- Written request
In the entries below, count every line containing "area". Reply with the number alone.

Structured figure records:
Begin
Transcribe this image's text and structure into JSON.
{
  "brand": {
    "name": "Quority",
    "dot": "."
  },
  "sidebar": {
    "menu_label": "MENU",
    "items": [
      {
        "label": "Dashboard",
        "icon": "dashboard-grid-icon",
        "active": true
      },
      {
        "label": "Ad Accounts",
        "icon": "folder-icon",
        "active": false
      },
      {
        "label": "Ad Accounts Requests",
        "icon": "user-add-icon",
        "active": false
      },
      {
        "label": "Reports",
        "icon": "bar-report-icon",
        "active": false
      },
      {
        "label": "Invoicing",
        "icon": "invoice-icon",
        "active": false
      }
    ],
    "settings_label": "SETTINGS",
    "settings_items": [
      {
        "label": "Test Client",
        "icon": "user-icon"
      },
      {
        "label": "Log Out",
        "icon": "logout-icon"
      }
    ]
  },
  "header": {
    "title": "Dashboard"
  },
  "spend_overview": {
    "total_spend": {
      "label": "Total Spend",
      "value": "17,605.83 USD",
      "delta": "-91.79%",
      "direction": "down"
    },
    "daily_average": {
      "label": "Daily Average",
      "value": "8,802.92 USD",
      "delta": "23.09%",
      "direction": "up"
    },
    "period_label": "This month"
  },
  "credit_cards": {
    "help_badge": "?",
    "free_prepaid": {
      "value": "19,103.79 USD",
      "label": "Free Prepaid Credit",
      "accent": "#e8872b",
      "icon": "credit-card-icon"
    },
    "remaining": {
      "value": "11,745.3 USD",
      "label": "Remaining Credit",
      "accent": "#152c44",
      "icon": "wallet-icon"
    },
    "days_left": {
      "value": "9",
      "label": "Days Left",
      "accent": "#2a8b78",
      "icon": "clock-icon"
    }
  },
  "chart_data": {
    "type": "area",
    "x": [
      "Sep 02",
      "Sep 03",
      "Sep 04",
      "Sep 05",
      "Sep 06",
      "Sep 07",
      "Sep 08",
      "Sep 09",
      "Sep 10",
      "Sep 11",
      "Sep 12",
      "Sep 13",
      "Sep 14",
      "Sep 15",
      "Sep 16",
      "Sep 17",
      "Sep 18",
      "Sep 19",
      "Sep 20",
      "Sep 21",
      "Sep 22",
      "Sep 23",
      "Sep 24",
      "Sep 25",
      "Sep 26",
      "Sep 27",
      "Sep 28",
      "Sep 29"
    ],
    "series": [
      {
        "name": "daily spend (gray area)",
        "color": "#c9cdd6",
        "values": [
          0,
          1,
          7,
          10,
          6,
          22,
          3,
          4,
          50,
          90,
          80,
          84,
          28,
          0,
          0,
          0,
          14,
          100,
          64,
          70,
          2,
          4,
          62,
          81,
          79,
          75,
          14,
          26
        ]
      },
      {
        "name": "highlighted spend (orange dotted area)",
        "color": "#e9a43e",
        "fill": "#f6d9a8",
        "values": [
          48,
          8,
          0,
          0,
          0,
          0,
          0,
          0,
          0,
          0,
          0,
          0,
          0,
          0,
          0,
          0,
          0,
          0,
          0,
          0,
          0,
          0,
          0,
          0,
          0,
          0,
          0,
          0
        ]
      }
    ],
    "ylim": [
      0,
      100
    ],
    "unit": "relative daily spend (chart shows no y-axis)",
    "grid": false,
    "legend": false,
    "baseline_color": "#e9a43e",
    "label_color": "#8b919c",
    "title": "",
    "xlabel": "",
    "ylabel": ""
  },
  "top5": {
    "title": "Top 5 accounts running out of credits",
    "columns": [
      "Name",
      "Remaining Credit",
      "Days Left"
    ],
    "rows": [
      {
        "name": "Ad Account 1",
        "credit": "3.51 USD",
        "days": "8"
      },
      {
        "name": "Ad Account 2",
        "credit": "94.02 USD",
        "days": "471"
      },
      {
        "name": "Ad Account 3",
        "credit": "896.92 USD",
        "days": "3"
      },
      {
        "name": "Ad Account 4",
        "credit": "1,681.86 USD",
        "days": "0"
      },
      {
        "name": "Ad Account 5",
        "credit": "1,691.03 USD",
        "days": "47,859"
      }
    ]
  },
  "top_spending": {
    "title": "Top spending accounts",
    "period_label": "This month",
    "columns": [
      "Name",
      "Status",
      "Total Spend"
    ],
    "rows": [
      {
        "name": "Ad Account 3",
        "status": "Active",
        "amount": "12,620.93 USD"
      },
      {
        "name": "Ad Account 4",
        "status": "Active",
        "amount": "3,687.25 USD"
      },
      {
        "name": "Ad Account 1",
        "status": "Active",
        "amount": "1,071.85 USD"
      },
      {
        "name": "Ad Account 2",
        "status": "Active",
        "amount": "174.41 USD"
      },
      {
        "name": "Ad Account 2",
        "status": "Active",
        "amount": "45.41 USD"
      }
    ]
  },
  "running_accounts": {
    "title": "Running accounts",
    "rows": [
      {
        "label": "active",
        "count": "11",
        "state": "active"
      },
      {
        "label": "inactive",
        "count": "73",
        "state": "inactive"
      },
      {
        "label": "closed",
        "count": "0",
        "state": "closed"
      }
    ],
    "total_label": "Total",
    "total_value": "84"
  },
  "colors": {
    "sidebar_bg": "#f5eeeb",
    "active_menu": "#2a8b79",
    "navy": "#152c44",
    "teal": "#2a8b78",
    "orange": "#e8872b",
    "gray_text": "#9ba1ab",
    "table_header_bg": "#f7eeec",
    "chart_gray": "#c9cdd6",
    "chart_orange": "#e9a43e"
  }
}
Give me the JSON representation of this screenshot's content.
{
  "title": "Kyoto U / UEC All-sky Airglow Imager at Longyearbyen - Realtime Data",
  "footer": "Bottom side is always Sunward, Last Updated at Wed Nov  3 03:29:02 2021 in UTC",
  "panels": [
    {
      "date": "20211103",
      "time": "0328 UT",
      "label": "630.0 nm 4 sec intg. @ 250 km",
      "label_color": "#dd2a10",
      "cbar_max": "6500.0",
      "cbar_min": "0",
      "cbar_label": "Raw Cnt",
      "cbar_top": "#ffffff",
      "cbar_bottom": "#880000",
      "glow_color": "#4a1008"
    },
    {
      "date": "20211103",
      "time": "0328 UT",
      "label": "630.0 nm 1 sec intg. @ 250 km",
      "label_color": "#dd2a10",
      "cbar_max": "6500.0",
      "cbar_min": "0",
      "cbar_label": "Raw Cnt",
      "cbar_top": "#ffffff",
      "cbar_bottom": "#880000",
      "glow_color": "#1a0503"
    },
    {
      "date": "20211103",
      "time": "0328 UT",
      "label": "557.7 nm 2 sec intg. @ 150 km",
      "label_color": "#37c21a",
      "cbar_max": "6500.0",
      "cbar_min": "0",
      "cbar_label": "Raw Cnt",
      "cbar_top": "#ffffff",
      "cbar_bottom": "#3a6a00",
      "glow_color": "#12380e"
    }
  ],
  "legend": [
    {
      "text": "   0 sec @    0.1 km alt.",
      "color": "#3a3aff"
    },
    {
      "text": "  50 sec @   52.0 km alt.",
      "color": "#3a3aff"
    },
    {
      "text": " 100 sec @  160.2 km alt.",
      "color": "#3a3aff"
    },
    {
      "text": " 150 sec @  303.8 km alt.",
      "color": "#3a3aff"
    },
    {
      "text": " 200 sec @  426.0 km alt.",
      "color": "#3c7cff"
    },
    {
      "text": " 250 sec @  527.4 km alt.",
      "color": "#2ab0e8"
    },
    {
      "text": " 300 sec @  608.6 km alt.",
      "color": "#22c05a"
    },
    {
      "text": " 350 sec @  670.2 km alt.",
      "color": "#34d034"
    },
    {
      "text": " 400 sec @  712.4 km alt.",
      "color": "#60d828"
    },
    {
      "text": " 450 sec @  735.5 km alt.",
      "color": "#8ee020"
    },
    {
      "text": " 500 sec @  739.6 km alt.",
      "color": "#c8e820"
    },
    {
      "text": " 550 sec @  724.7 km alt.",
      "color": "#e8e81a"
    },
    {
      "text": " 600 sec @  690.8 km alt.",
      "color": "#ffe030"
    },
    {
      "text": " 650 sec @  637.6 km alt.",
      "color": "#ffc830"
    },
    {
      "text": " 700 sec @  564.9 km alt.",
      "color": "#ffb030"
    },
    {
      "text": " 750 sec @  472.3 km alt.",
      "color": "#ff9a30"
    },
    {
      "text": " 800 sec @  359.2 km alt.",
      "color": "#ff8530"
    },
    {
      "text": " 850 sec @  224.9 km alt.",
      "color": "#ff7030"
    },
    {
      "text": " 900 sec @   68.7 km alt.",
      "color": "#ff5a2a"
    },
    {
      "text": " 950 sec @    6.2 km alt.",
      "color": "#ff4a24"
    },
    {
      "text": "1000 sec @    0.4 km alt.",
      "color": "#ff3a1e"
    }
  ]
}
End
- The completed task
3